Tally up how many lines in the listing below contain the string "Republic", and give only the total.

···

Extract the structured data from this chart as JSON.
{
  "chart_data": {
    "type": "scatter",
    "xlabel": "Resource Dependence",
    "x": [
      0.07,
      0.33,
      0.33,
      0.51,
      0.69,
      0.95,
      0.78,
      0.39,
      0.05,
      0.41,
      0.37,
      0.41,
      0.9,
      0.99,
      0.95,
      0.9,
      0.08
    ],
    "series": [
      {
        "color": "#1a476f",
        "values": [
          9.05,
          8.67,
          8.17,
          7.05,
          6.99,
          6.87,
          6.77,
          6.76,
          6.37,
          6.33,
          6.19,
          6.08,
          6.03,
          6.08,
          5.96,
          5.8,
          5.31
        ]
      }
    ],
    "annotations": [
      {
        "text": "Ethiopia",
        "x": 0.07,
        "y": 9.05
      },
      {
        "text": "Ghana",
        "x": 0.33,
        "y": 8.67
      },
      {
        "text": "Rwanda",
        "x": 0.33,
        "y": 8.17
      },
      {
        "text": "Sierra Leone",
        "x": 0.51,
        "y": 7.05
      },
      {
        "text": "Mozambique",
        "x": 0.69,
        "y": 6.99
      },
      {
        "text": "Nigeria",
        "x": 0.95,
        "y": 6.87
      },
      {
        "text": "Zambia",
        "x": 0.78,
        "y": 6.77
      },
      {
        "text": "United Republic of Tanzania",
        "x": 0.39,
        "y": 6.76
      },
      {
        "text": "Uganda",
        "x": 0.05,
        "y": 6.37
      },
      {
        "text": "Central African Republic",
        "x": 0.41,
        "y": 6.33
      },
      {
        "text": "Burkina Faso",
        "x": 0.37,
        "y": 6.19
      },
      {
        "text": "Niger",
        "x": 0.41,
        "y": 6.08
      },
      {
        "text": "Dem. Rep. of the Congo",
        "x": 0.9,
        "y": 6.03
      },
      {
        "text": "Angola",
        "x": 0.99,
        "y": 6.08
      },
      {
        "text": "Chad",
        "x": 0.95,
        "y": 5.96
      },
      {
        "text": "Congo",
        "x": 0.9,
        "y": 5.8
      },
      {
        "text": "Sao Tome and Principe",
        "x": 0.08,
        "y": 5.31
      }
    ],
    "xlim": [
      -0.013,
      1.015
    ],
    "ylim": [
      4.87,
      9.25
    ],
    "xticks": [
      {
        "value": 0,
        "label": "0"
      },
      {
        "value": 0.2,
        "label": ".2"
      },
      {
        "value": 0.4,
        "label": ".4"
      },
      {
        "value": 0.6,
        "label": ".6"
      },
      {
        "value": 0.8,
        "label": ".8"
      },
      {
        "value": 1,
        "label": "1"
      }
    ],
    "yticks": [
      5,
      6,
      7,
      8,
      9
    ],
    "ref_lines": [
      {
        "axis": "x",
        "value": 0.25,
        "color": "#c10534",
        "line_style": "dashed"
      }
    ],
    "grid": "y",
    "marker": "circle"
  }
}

···

SOLUTION TO THE PROBLEM: 2